Gather each line of the entries below that includes "Creating".

[Stored entries]
+++++
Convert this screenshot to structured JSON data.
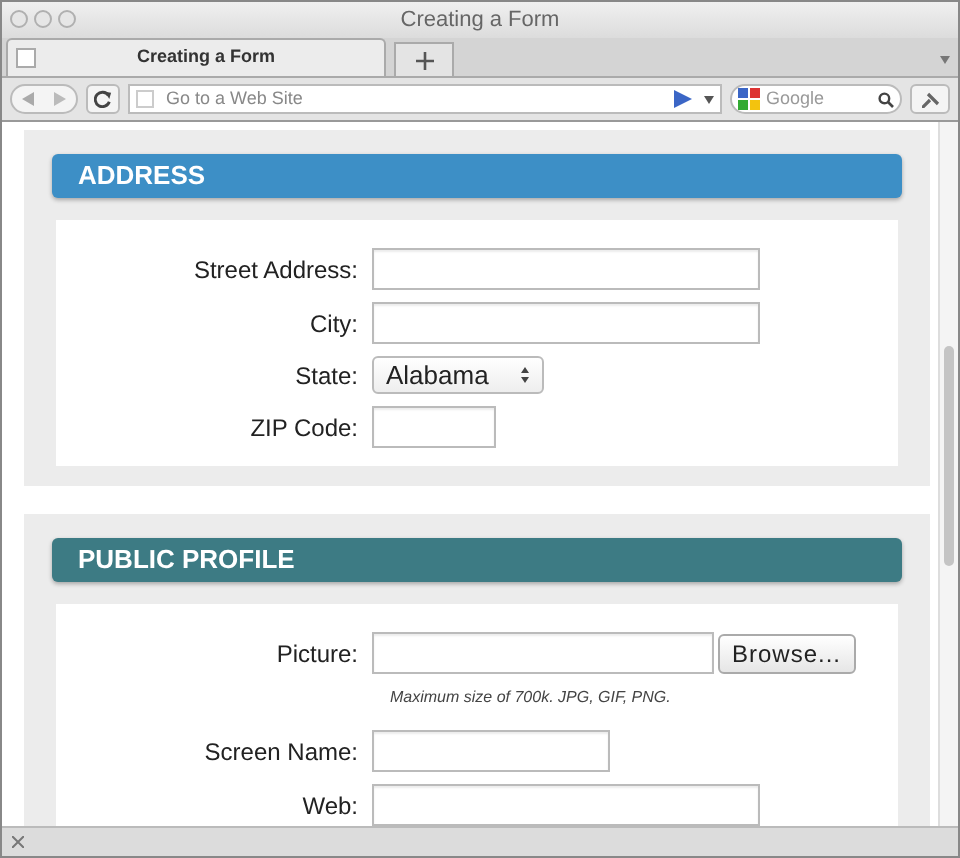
{
  "window": {
    "title": "Creating a Form"
  },
  "tabs": [
    {
      "label": "Creating a Form",
      "selected": true
    }
  ],
  "toolbar": {
    "address_placeholder": "Go to a Web Site",
    "search_placeholder": "Google"
  },
  "sections": [
    {
      "title": "ADDRESS",
      "color": "#3d8fc6",
      "fields": [
        {
          "kind": "text",
          "label": "Street Address:"
        },
        {
          "kind": "text",
          "label": "City:"
        },
        {
          "kind": "select",
          "label": "State:",
          "value": "Alabama"
        },
        {
          "kind": "short",
          "label": "ZIP Code:"
        }
      ]
    },
    {
      "title": "PUBLIC PROFILE",
      "color": "#3d7b84",
      "fields": [
        {
          "kind": "file",
          "label": "Picture:",
          "button": "Browse...",
          "hint": "Maximum size of 700k. JPG, GIF, PNG."
        },
        {
          "kind": "medium",
          "label": "Screen Name:"
        },
        {
          "kind": "text",
          "label": "Web:"
        }
      ]
    }
  ]
}
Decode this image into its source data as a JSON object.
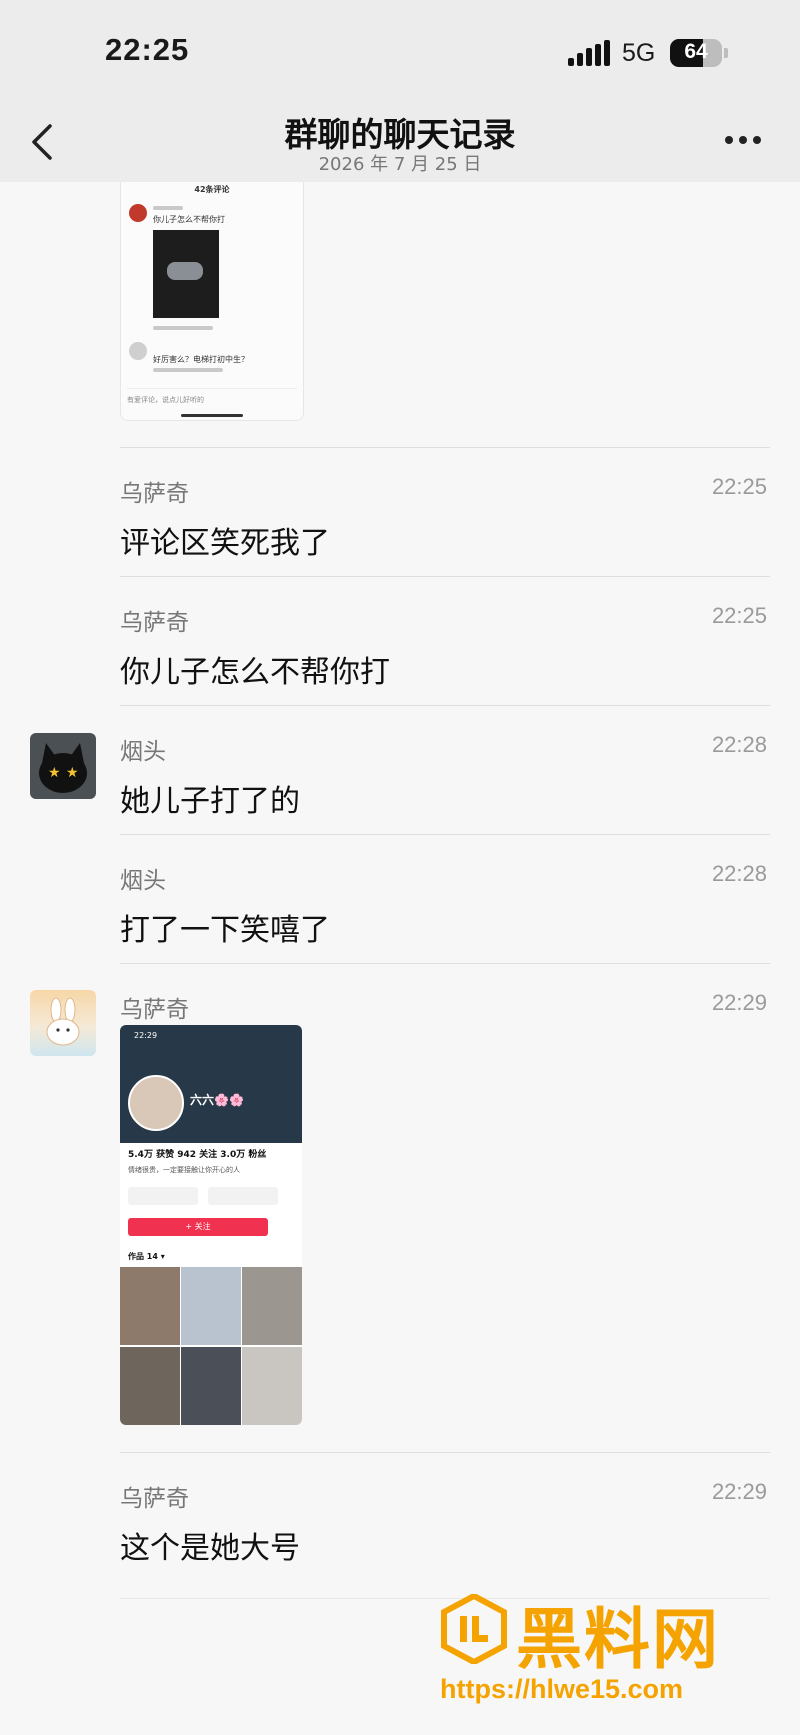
{
  "status_bar": {
    "time": "22:25",
    "network": "5G",
    "battery": "64",
    "battery_level": 0.64
  },
  "nav": {
    "title": "群聊的聊天记录",
    "subtitle": "2026 年 7 月 25 日"
  },
  "embedded_comment_screenshot": {
    "header": "42条评论",
    "comment_1": "你儿子怎么不帮你打",
    "comment_2": "好厉害么？电梯打初中生？",
    "input_placeholder": "有爱评论，说点儿好听的"
  },
  "messages": [
    {
      "sender": "乌萨奇",
      "time": "22:25",
      "text": "评论区笑死我了"
    },
    {
      "sender": "乌萨奇",
      "time": "22:25",
      "text": "你儿子怎么不帮你打"
    },
    {
      "sender": "烟头",
      "time": "22:28",
      "text": "她儿子打了的"
    },
    {
      "sender": "烟头",
      "time": "22:28",
      "text": "打了一下笑嘻了"
    },
    {
      "sender": "乌萨奇",
      "time": "22:29",
      "text": ""
    },
    {
      "sender": "乌萨奇",
      "time": "22:29",
      "text": "这个是她大号"
    }
  ],
  "embedded_profile_screenshot": {
    "time": "22:29",
    "name": "六六🌸🌸",
    "stats": "5.4万 获赞  942 关注  3.0万 粉丝",
    "bio": "情绪很贵，一定要接触让你开心的人",
    "follow_label": "+ 关注",
    "works_label": "作品 14 ▾"
  },
  "watermark": {
    "text": "黑料网",
    "url": "https://hlwe15.com"
  },
  "colors": {
    "accent": "#f5a300",
    "background": "#f7f7f7"
  }
}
+++++
▶ _Exercise output_:
    "title": "Creating a Form"
      "label": "Creating a Form",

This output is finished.